>>>>

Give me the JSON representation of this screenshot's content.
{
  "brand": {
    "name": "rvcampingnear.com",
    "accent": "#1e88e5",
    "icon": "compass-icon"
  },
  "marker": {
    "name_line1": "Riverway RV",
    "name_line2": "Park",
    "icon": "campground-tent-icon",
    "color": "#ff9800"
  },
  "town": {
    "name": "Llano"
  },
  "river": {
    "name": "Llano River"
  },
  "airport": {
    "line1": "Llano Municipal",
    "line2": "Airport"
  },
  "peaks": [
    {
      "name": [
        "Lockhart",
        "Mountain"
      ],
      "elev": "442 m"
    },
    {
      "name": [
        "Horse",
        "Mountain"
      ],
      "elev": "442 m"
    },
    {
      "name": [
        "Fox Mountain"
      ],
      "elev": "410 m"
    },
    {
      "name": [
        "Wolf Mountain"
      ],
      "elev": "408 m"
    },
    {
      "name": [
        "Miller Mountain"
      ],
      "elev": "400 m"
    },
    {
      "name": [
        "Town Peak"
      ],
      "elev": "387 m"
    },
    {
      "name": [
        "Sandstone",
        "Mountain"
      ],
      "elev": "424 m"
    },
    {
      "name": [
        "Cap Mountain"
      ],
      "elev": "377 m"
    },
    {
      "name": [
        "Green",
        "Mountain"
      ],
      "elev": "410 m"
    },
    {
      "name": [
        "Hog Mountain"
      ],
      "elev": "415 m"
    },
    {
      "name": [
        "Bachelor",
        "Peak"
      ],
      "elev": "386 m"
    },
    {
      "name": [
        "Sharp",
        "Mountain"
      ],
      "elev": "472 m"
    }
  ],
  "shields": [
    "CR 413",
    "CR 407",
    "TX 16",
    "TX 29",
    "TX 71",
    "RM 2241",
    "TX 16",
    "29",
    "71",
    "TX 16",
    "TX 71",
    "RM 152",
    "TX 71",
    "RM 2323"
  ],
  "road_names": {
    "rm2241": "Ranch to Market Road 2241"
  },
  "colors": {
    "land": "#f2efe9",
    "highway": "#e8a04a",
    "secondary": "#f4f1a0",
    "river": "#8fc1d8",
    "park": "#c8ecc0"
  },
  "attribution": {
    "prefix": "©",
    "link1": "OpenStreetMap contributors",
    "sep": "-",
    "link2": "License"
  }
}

<<<<

[WHAT THE TASK REQUIRES] Reproduce the records above exactly.

[FULL RESPONSE]
Give me the JSON representation of this screenshot's content.
{
  "brand": {
    "name": "rvcampingnear.com",
    "accent": "#1e88e5",
    "icon": "compass-icon"
  },
  "marker": {
    "name_line1": "Riverway RV",
    "name_line2": "Park",
    "icon": "campground-tent-icon",
    "color": "#ff9800"
  },
  "town": {
    "name": "Llano"
  },
  "river": {
    "name": "Llano River"
  },
  "airport": {
    "line1": "Llano Municipal",
    "line2": "Airport"
  },
  "peaks": [
    {
      "name": [
        "Lockhart",
        "Mountain"
      ],
      "elev": "442 m"
    },
    {
      "name": [
        "Horse",
        "Mountain"
      ],
      "elev": "442 m"
    },
    {
      "name": [
        "Fox Mountain"
      ],
      "elev": "410 m"
    },
    {
      "name": [
        "Wolf Mountain"
      ],
      "elev": "408 m"
    },
    {
      "name": [
        "Miller Mountain"
      ],
      "elev": "400 m"
    },
    {
      "name": [
        "Town Peak"
      ],
      "elev": "387 m"
    },
    {
      "name": [
        "Sandstone",
        "Mountain"
      ],
      "elev": "424 m"
    },
    {
      "name": [
        "Cap Mountain"
      ],
      "elev": "377 m"
    },
    {
      "name": [
        "Green",
        "Mountain"
      ],
      "elev": "410 m"
    },
    {
      "name": [
        "Hog Mountain"
      ],
      "elev": "415 m"
    },
    {
      "name": [
        "Bachelor",
        "Peak"
      ],
      "elev": "386 m"
    },
    {
      "name": [
        "Sharp",
        "Mountain"
      ],
      "elev": "472 m"
    }
  ],
  "shields": [
    "CR 413",
    "CR 407",
    "TX 16",
    "TX 29",
    "TX 71",
    "RM 2241",
    "TX 16",
    "29",
    "71",
    "TX 16",
    "TX 71",
    "RM 152",
    "TX 71",
    "RM 2323"
  ],
  "road_names": {
    "rm2241": "Ranch to Market Road 2241"
  },
  "colors": {
    "land": "#f2efe9",
    "highway": "#e8a04a",
    "secondary": "#f4f1a0",
    "river": "#8fc1d8",
    "park": "#c8ecc0"
  },
  "attribution": {
    "prefix": "©",
    "link1": "OpenStreetMap contributors",
    "sep": "-",
    "link2": "License"
  }
}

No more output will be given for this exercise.